> _Work required_
Look through the material below and count the lines with the string "icon". Report only the count.
BEGIN Raw data
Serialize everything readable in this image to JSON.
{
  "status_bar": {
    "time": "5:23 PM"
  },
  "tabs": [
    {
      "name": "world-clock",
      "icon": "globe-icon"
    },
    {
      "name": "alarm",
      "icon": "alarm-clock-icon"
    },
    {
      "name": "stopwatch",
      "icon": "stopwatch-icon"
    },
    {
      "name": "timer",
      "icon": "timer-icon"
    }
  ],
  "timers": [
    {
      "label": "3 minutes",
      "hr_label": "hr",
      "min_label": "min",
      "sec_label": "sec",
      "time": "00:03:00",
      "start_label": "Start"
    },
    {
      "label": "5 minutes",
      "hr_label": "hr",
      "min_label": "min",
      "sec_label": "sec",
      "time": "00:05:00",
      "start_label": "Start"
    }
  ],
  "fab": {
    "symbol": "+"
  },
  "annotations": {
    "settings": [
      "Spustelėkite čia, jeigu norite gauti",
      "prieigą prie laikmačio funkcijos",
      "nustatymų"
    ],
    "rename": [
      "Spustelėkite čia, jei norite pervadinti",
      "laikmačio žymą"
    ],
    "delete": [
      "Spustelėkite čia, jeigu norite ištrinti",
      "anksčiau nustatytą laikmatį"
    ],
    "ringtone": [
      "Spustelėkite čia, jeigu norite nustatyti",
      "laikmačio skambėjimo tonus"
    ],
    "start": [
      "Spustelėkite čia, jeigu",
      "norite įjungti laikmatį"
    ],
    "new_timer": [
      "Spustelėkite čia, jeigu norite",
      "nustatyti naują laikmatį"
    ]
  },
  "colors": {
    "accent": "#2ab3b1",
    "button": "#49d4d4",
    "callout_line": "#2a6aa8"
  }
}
END Raw data
> _Right answer_
4